TASK OBJECTIVE:
Scan the entries and tally the lines that include the string "contents". Reply with the figure alone.

EXCERPTED DATA:
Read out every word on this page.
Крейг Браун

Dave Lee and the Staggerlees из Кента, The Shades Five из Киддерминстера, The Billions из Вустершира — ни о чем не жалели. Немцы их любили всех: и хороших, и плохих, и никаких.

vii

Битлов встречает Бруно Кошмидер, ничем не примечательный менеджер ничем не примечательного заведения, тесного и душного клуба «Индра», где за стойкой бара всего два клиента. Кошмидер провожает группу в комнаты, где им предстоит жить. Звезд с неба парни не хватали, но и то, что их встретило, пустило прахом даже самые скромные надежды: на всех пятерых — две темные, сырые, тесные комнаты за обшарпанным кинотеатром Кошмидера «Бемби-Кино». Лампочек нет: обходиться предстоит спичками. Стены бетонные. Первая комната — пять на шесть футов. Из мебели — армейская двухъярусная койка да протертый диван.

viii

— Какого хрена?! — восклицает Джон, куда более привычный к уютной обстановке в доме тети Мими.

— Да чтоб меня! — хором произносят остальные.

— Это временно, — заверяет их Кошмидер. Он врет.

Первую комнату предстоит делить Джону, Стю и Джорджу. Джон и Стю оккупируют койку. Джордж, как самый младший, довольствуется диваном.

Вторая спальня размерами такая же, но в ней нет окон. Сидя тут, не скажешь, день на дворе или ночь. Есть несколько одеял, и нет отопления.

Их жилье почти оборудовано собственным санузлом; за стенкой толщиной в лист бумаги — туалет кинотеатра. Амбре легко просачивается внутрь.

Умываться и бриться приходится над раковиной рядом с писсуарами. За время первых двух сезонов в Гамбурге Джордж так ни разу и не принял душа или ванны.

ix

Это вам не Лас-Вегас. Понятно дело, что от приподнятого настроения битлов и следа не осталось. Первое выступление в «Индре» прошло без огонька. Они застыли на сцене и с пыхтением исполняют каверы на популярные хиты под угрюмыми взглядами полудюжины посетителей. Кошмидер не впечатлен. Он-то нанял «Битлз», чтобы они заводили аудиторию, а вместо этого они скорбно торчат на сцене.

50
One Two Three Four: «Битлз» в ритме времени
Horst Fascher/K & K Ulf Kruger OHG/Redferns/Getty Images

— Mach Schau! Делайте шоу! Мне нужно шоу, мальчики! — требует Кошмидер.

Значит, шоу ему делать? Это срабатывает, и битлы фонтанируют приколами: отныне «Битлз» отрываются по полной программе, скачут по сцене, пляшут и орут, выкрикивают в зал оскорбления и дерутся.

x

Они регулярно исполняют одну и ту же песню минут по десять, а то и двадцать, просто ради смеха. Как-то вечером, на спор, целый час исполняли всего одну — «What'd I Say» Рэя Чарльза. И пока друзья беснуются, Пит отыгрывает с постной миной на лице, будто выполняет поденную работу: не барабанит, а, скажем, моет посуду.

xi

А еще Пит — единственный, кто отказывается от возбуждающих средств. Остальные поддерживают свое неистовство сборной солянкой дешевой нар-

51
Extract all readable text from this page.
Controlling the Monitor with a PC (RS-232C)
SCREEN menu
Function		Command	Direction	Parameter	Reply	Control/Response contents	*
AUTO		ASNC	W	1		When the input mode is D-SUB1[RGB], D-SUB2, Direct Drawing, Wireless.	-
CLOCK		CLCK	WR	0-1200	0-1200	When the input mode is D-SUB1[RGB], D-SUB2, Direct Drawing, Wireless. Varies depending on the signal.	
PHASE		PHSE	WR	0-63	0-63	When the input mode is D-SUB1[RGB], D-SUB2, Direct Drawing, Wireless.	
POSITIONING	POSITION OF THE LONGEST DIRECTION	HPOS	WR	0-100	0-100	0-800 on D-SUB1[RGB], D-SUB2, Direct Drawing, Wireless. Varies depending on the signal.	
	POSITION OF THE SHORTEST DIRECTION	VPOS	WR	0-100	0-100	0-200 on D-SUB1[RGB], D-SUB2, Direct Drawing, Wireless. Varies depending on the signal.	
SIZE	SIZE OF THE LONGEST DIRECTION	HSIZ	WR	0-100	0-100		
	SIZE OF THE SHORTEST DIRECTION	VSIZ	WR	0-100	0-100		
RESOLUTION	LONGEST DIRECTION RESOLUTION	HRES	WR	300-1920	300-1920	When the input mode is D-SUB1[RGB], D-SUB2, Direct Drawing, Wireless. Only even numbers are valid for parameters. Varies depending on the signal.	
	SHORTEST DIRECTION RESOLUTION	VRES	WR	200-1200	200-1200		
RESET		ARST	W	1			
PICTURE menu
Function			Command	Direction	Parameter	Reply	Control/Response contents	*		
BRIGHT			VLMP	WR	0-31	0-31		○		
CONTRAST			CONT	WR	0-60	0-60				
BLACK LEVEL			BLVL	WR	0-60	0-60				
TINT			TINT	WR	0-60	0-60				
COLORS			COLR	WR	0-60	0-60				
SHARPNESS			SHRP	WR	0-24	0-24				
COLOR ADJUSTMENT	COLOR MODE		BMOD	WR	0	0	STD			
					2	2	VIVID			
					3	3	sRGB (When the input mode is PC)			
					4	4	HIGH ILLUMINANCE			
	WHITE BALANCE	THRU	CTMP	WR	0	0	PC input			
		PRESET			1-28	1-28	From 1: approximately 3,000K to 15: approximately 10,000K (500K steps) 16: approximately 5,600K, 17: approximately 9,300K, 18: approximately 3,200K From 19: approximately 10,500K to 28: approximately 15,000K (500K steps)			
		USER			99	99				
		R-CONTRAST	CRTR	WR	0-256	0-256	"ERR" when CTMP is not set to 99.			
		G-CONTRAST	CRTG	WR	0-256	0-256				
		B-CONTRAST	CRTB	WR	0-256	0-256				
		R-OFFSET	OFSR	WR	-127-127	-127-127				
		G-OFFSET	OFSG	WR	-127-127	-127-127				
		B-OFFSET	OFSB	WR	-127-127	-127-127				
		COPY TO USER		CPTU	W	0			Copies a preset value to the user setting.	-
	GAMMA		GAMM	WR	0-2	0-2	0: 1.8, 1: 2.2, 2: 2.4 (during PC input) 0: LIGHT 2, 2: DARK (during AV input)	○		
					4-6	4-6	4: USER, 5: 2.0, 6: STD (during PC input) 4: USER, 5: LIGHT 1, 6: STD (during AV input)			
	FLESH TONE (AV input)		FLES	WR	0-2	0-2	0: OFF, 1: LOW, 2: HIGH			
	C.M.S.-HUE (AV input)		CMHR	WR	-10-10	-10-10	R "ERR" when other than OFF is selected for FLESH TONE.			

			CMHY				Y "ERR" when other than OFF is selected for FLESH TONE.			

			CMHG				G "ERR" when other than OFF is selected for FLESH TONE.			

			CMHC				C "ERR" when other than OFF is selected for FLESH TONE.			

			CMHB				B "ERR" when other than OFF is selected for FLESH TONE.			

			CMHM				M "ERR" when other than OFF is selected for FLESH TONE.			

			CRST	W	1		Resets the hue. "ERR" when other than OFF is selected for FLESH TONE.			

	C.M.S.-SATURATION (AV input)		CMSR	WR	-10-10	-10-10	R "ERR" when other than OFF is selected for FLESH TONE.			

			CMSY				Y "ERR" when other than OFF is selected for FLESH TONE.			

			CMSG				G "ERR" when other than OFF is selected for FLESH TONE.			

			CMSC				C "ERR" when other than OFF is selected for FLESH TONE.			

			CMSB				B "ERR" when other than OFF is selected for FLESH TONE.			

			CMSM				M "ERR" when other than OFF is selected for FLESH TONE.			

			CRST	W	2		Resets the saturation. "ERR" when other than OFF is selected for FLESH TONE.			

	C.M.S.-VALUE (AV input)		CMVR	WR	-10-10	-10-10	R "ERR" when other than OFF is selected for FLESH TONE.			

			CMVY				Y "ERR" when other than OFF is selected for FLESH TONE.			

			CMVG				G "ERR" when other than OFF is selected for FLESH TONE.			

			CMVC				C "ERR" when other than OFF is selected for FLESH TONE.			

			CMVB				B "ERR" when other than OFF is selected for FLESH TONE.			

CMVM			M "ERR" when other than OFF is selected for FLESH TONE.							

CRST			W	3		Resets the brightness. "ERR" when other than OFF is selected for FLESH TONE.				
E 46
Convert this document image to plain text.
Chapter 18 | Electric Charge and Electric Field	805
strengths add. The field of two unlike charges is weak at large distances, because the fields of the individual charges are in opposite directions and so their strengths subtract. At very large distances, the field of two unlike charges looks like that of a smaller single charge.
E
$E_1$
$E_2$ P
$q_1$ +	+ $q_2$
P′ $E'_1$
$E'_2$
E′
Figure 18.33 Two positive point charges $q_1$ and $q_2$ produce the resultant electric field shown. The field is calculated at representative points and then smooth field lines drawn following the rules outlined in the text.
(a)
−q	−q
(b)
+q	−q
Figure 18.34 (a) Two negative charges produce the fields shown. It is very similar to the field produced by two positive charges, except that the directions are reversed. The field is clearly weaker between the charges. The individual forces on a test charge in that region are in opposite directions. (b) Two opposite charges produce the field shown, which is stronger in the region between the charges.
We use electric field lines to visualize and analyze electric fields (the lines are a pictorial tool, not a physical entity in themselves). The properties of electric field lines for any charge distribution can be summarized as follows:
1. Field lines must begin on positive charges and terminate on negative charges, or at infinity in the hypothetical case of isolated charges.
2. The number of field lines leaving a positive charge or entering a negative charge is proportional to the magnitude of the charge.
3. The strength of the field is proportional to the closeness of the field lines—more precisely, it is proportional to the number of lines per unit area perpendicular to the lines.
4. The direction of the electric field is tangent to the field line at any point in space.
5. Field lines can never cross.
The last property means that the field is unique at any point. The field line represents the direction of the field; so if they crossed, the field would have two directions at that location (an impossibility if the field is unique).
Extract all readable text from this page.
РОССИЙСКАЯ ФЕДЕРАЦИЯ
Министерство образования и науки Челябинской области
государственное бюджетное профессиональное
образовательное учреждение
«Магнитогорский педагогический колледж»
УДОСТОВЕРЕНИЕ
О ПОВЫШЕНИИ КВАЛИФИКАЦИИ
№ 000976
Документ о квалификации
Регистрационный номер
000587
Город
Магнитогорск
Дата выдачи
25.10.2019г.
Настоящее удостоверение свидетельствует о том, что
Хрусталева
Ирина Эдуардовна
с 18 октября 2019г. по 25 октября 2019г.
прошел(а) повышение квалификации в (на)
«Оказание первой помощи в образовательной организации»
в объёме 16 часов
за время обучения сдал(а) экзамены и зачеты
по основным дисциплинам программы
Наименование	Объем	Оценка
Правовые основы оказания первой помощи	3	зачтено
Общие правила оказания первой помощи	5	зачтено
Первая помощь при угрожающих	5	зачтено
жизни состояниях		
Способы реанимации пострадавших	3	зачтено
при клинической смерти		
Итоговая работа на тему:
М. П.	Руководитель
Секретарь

COMPLETE OUTPUT:
2